- AUFGABE: Schreibe den gegebenen Text vollständig und unverändert ab.

- GEGEBENER TEXT:
________________________
Dass die Durchrechnung dann vom Statistischen Zentralamt entsprechend
erfolgt, war eine Selbstverständlichkeit und zu Protesten eigent-
lich schon zu spät und unberechtigt.

Gen.Sekr. Veith beschwerte sich bei mir neuerdings, dass die
Zusammenarbeit zwischen ÖAMTC und ARBÖ wegen des Abg. Hobl so schlecht
funktioniert. Ich versprach ihm nur neuerdings mit dem Gen.Sekr.
Effenberger zu sprechen.

ANMERKUNG FÜR WIESINGER: Bitte mit Effenberger verbinden.
________________________
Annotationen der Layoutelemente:
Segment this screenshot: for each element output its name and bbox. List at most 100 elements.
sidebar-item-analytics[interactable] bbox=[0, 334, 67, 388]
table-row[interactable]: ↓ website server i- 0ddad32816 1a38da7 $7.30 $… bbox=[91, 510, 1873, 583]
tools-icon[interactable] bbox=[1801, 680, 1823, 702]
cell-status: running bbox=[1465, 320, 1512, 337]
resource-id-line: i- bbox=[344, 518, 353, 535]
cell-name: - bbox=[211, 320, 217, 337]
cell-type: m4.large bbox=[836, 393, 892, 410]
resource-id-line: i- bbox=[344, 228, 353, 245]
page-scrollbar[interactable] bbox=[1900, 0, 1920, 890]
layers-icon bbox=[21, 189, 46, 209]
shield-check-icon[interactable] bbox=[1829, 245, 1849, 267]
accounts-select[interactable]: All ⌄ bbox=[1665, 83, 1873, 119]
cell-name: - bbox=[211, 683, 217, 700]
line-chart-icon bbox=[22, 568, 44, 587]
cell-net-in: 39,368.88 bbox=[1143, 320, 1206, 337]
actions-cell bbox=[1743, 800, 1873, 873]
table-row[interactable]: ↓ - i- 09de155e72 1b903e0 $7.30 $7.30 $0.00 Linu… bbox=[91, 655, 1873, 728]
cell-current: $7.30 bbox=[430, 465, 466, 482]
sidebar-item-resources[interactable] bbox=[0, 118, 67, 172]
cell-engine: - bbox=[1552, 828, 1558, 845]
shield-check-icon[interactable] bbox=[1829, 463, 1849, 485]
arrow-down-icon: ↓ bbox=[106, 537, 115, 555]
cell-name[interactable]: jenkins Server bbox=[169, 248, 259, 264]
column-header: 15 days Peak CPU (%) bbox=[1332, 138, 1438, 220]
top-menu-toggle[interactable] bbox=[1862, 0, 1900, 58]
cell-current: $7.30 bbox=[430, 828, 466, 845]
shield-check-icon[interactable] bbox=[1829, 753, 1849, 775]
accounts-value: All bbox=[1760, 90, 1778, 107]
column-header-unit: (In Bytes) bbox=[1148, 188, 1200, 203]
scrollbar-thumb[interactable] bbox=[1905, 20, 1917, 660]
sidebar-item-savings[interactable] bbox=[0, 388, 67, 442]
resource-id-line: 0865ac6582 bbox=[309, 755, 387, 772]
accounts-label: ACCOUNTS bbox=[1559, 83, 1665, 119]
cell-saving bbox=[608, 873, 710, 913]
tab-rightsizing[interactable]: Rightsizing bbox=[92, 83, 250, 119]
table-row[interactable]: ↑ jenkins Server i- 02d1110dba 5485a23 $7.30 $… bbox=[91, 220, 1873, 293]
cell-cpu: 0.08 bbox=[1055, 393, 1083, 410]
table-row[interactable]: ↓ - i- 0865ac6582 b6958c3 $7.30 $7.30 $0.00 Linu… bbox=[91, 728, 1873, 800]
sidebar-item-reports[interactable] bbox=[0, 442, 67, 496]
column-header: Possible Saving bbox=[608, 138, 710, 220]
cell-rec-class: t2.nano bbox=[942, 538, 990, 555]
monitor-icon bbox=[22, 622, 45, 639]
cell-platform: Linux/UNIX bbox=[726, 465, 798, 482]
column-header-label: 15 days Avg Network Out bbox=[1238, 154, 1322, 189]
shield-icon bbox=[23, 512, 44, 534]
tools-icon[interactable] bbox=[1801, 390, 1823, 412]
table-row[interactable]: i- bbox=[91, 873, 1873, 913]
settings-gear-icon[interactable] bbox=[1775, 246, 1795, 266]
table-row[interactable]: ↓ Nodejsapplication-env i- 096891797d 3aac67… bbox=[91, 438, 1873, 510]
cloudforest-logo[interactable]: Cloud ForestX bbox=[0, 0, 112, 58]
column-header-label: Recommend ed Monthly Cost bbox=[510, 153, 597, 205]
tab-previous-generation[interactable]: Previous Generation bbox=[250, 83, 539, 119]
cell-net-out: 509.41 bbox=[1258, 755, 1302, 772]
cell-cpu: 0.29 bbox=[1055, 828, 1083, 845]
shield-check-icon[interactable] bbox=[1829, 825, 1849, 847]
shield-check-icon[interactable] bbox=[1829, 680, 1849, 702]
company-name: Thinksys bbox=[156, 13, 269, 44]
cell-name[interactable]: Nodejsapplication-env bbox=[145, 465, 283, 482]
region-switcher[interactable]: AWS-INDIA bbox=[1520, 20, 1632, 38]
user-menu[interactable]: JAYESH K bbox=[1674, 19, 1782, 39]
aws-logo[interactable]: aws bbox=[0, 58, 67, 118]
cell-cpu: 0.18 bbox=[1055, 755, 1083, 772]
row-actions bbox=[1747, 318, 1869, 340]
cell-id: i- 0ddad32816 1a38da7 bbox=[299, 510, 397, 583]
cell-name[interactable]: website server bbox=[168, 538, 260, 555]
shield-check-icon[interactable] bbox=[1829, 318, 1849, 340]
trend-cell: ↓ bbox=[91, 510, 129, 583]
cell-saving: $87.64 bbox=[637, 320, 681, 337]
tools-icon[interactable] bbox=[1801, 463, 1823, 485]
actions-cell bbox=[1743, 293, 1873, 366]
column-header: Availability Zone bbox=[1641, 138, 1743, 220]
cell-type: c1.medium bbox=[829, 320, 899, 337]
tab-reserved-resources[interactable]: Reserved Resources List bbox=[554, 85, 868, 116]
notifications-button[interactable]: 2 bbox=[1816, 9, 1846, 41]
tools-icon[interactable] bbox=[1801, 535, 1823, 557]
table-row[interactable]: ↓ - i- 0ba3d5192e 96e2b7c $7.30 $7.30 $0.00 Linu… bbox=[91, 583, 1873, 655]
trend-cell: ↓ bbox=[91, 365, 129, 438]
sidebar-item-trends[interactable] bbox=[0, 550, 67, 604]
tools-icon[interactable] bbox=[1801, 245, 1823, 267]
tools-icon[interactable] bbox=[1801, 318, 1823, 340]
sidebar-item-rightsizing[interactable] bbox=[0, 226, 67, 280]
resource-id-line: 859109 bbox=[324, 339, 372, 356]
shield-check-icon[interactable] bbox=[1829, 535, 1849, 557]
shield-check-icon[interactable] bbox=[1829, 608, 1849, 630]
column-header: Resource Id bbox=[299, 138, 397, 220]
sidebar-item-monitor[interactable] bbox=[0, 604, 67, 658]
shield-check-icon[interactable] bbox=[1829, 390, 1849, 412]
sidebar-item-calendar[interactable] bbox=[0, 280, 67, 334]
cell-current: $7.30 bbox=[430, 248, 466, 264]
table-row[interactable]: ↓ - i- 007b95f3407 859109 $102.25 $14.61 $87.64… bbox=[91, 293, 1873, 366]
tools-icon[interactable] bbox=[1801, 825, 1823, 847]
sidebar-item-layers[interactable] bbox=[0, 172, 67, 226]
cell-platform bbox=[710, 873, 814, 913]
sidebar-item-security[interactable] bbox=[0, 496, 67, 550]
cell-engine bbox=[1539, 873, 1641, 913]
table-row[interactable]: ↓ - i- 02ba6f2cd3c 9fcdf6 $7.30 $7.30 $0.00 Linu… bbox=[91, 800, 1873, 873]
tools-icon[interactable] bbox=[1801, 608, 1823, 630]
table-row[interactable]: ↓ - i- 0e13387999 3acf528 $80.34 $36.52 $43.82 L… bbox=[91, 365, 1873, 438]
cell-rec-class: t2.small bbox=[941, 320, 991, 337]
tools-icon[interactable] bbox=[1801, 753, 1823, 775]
________________________
- LÖSUNG:
Dass die Durchrechnung dann vom Statistischen Zentralamt entsprechend
erfolgt, war eine Selbstverständlichkeit und zu Protesten eigent-
lich schon zu spät und unberechtigt.

Gen.Sekr. Veith beschwerte sich bei mir neuerdings, dass die
Zusammenarbeit zwischen ÖAMTC und ARBÖ wegen des Abg. Hobl so schlecht
funktioniert. Ich versprach ihm nur neuerdings mit dem Gen.Sekr.
Effenberger zu sprechen.

ANMERKUNG FÜR WIESINGER: Bitte mit Effenberger verbinden.